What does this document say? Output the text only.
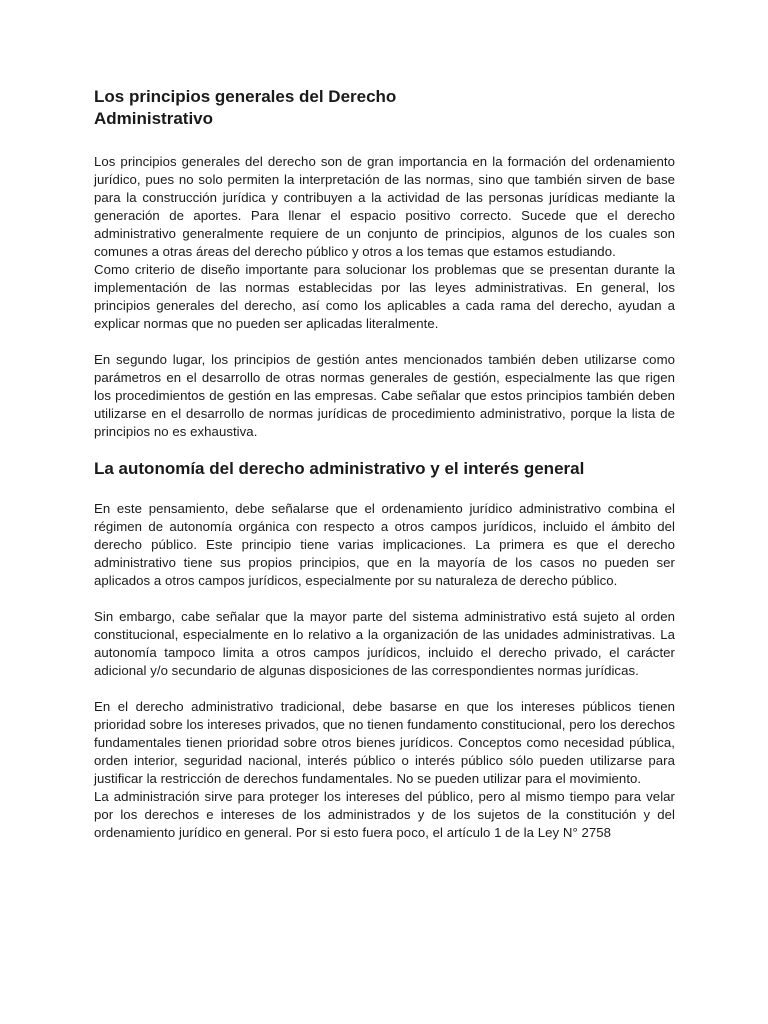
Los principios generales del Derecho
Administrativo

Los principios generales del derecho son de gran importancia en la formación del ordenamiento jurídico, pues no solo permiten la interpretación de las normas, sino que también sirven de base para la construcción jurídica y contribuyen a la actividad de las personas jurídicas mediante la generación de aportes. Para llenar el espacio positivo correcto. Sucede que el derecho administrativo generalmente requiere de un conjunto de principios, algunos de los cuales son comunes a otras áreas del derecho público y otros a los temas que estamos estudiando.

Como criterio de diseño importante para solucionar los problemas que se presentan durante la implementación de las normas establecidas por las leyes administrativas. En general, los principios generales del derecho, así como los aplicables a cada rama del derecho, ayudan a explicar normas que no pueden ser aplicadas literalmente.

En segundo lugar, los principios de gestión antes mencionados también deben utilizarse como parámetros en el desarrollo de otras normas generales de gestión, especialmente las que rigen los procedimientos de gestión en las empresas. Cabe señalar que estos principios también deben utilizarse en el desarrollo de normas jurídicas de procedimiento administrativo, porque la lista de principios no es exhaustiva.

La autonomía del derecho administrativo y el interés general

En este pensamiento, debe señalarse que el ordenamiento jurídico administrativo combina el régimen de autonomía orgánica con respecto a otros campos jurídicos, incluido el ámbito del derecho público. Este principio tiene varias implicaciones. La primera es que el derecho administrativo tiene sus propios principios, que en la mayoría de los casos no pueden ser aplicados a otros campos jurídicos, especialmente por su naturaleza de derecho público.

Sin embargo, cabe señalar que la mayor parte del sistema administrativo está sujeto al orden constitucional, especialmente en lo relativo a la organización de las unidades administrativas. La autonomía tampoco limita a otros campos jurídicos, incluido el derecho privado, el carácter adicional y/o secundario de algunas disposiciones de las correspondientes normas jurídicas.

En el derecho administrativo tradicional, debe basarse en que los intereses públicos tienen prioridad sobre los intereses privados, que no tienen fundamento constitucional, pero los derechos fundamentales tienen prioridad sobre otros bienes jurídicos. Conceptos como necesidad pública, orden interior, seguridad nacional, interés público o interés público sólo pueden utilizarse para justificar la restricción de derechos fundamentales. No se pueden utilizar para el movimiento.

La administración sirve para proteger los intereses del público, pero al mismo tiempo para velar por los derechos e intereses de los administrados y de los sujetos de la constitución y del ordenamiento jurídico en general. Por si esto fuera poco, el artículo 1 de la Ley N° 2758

==

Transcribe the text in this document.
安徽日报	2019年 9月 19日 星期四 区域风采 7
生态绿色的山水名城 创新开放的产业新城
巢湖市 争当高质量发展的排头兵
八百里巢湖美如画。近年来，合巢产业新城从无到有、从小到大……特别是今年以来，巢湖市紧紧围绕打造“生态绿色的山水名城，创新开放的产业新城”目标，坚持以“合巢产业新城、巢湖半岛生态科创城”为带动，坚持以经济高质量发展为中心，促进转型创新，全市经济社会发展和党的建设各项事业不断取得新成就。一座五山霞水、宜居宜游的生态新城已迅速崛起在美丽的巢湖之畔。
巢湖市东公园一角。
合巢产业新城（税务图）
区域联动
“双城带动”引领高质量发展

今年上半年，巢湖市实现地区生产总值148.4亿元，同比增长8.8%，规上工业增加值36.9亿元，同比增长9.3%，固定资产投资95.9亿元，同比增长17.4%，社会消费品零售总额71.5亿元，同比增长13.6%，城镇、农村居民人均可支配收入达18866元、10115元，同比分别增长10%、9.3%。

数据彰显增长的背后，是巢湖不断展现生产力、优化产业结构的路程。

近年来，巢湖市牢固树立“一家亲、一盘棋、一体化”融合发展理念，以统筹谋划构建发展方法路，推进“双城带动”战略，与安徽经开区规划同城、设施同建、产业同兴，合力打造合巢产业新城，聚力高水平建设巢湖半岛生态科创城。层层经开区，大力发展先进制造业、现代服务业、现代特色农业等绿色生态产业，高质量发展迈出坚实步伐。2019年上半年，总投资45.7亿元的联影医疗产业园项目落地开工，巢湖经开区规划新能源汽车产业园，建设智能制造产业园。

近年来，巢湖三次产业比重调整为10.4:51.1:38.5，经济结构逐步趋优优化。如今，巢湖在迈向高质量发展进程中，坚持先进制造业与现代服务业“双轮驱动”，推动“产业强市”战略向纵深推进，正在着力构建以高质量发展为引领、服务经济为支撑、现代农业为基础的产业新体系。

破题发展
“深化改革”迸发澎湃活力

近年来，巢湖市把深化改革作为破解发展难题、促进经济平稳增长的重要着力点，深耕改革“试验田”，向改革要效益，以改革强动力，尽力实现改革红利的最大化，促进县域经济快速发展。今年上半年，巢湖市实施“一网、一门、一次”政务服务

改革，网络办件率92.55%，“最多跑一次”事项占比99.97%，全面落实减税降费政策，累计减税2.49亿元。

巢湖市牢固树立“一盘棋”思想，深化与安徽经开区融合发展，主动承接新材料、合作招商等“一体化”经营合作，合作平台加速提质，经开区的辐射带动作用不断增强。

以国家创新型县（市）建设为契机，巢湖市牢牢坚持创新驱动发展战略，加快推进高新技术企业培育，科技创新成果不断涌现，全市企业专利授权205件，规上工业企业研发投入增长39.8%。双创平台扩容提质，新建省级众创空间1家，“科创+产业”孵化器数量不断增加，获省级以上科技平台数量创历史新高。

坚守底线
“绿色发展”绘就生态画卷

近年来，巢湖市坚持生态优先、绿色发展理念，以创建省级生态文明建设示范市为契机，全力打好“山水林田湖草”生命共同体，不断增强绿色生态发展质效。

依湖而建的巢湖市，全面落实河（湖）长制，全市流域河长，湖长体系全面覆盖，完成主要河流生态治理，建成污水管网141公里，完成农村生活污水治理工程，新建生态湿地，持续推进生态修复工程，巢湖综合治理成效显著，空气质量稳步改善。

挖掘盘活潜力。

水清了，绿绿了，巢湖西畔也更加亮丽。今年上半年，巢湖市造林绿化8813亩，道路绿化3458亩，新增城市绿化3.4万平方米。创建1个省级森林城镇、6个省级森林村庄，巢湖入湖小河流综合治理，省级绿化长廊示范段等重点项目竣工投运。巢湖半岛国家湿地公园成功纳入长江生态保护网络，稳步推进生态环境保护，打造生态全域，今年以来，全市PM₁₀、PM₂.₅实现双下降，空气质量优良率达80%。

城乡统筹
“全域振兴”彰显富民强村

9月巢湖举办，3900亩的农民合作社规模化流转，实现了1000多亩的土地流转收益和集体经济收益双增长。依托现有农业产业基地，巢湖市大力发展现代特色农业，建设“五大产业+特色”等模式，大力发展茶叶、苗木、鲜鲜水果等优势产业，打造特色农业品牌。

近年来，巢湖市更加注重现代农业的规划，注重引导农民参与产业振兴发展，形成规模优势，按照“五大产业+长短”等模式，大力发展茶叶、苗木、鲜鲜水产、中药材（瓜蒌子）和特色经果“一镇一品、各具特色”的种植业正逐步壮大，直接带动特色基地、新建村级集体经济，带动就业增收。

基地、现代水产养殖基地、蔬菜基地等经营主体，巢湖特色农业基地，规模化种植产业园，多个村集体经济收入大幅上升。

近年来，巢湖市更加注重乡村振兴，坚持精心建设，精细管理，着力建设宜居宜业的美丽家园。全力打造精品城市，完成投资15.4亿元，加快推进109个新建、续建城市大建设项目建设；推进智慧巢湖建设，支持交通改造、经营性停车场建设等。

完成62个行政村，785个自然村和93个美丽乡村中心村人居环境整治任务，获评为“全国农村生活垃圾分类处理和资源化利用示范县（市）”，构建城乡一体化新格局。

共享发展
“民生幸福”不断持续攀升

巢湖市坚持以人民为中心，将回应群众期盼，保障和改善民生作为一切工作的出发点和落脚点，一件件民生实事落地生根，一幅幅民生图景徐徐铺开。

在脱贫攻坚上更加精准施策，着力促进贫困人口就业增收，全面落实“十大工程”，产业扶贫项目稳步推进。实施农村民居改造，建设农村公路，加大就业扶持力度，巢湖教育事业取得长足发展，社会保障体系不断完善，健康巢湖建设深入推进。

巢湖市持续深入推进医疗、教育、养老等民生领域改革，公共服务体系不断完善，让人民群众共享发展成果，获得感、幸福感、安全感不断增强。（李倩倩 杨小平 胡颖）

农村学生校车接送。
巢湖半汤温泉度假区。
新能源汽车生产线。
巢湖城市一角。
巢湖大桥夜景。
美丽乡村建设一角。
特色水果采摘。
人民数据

** Problem requirements **
Among the lines of the data above, count those holding "生态绿色的山水名城" and state only the number.

** The output **
2